━━ DATA LISTING ━━

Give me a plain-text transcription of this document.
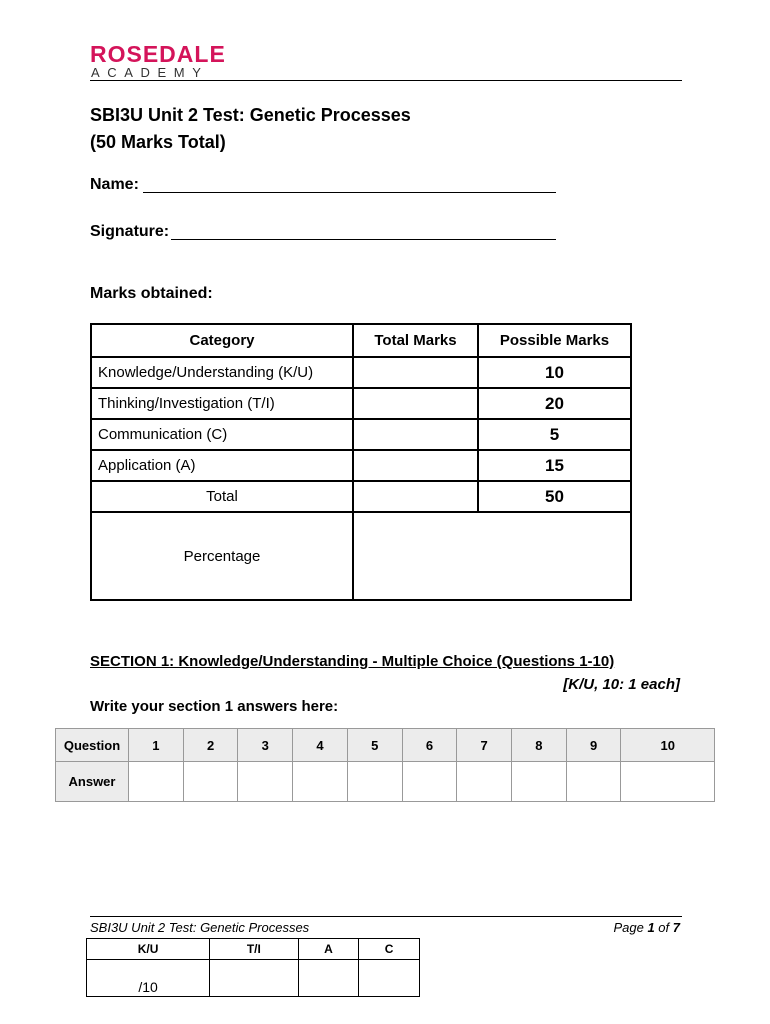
ROSEDALE
ACADEMY
SBI3U Unit 2 Test: Genetic Processes
(50 Marks Total)
Name:
Signature:
Marks obtained:
Category	Total Marks	Possible Marks
Knowledge/Understanding (K/U)		10
Thinking/Investigation (T/I)		20
Communication (C)		5
Application (A)		15
Total		50
Percentage		
SECTION 1: Knowledge/Understanding - Multiple Choice (Questions 1-10)
[K/U, 10: 1 each]
Write your section 1 answers here:
Question	1	2	3	4	5	6	7	8	9	10
Answer										
SBI3U Unit 2 Test: Genetic Processes	Page 1 of 7
K/U	T/I	A	C
/10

━━━

_INSTRUCTIONS FOR THE TASK_
Set down the material above as is, without any pictures.

_ANSWER_
Give me a plain-text transcription of this document.
ROSEDALE
ACADEMY
SBI3U Unit 2 Test: Genetic Processes
(50 Marks Total)
Name:
Signature:
Marks obtained:
Category	Total Marks	Possible Marks
Knowledge/Understanding (K/U)		10
Thinking/Investigation (T/I)		20
Communication (C)		5
Application (A)		15
Total		50
Percentage		
SECTION 1: Knowledge/Understanding - Multiple Choice (Questions 1-10)
[K/U, 10: 1 each]
Write your section 1 answers here:
Question	1	2	3	4	5	6	7	8	9	10
Answer										
SBI3U Unit 2 Test: Genetic Processes	Page 1 of 7
K/U	T/I	A	C
/10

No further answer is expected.